*Part of a data file*.
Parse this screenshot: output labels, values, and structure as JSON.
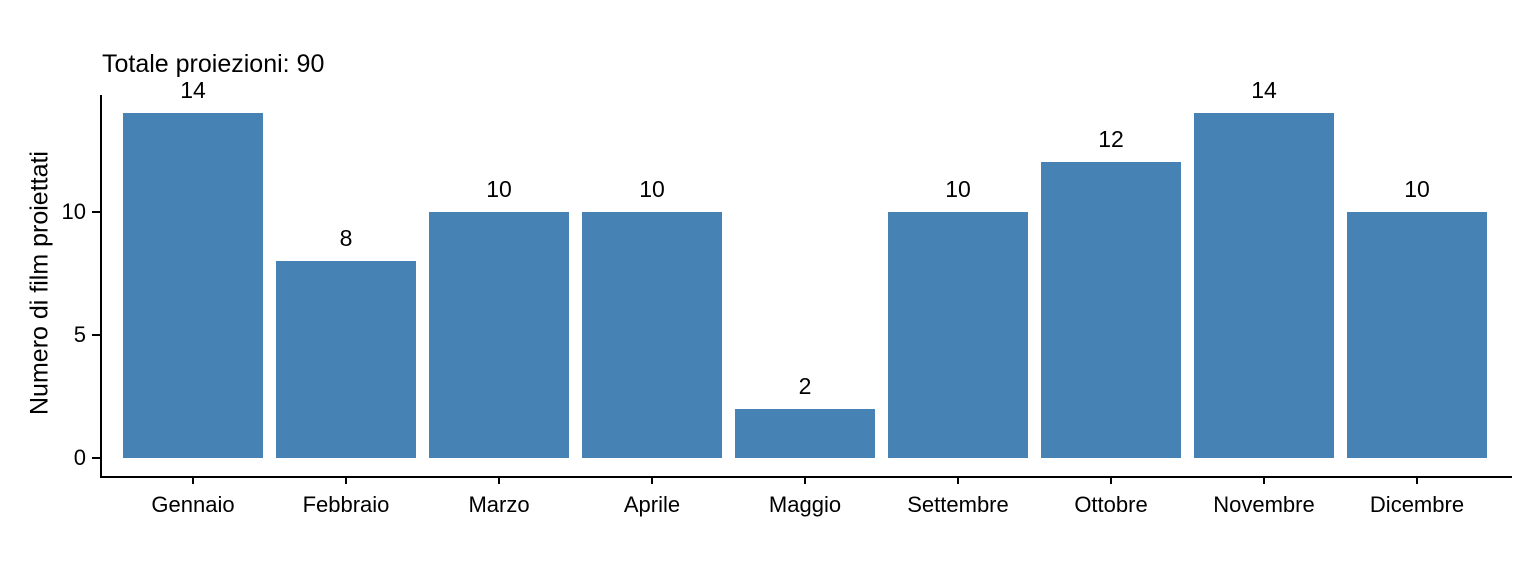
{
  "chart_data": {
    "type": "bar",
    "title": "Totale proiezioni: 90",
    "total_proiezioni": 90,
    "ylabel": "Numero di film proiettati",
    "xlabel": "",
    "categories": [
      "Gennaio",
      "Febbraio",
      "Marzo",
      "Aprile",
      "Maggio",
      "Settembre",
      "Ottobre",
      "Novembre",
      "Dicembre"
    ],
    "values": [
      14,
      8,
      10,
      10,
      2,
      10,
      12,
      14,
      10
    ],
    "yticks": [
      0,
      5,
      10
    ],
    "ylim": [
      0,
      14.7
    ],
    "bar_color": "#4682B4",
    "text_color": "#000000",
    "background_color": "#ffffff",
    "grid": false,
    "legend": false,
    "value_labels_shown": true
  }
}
---
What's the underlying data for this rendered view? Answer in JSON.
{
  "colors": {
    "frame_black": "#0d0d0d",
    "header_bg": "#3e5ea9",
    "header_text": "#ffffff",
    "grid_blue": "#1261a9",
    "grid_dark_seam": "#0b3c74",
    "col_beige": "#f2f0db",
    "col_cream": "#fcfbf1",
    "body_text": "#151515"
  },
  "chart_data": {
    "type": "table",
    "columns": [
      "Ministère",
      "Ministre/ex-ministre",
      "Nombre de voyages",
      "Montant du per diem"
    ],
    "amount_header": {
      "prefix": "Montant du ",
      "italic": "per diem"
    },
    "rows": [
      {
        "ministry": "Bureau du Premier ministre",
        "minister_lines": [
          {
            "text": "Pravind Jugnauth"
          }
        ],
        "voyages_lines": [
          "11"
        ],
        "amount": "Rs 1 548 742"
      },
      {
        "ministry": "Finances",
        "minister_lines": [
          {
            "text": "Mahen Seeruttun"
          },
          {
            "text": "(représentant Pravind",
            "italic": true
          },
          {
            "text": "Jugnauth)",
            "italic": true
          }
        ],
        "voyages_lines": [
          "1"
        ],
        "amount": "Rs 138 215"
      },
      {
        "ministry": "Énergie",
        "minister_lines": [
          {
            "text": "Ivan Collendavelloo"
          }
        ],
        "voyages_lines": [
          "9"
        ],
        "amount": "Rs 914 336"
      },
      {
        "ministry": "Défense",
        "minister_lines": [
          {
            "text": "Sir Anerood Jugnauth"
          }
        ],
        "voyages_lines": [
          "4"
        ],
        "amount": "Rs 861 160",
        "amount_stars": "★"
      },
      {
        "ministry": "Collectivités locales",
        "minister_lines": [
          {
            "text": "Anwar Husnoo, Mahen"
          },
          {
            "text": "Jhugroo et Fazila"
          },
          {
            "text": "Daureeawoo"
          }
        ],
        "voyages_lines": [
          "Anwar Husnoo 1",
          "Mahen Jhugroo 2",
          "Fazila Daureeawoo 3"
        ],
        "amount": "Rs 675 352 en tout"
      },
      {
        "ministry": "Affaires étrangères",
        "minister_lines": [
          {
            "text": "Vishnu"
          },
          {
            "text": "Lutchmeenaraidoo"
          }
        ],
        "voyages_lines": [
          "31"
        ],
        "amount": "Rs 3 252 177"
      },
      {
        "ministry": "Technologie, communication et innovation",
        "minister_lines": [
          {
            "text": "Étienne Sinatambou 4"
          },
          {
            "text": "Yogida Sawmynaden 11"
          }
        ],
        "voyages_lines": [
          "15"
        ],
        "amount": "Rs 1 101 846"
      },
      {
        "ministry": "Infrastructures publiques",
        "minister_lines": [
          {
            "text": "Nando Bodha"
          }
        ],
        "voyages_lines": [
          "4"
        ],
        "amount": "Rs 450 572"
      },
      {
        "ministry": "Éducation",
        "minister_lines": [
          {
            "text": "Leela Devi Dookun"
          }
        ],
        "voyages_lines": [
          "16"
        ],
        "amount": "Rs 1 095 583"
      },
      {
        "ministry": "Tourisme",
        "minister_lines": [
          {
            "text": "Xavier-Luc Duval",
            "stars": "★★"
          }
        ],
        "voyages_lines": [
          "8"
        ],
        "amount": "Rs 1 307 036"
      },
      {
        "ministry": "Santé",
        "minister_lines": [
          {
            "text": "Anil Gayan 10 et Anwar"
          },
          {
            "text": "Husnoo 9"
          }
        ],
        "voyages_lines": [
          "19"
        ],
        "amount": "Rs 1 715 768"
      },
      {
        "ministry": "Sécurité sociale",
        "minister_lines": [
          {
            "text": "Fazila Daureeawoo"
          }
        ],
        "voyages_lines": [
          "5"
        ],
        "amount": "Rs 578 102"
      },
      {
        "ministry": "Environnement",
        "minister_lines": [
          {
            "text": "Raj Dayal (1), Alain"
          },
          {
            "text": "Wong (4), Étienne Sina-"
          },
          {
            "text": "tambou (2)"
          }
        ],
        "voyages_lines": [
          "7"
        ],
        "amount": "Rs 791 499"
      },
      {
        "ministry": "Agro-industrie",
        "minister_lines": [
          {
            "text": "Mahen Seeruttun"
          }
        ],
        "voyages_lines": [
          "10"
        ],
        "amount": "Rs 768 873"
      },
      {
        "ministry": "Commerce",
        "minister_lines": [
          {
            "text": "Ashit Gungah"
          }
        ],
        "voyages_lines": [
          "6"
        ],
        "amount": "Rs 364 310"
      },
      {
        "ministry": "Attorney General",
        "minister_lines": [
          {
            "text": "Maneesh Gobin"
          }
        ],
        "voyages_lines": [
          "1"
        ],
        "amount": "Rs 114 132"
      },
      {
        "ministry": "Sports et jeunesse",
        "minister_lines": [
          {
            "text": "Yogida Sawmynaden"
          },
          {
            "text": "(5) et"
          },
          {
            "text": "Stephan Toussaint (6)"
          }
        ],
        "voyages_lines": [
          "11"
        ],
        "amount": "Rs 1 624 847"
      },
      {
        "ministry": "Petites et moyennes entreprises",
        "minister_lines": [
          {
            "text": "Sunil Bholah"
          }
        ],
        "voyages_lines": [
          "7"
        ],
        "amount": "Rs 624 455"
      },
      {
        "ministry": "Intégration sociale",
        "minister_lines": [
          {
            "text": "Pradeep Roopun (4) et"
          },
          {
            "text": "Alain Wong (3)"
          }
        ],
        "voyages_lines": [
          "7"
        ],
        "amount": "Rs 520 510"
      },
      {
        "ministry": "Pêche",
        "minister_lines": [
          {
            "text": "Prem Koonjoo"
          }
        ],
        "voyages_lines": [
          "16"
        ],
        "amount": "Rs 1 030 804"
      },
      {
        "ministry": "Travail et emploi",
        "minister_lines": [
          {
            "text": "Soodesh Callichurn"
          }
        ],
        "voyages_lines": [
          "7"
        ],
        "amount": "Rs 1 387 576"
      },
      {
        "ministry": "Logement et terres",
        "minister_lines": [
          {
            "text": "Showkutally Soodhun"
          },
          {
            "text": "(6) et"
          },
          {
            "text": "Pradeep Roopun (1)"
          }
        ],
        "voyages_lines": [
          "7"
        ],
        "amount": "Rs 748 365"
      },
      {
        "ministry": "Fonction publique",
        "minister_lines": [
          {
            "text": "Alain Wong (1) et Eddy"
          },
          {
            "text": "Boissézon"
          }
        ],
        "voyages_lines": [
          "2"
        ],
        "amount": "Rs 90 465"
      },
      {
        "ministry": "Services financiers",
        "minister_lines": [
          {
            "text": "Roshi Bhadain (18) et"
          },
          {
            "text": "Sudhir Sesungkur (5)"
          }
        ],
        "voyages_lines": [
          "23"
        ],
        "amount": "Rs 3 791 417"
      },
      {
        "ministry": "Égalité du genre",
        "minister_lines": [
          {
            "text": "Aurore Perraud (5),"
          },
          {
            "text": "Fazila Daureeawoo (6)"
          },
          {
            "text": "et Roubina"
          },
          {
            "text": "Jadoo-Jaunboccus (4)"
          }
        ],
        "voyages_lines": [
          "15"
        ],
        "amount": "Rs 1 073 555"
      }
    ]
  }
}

*WHAT THE TASK ASKS*.
Note each line of the entries that has "Jugnauth" in it, and copy those lines.

*RESULT OF THIS TASK*.
            "text": "Pravind Jugnauth"
            "text": "Jugnauth)",
            "text": "Sir Anerood Jugnauth"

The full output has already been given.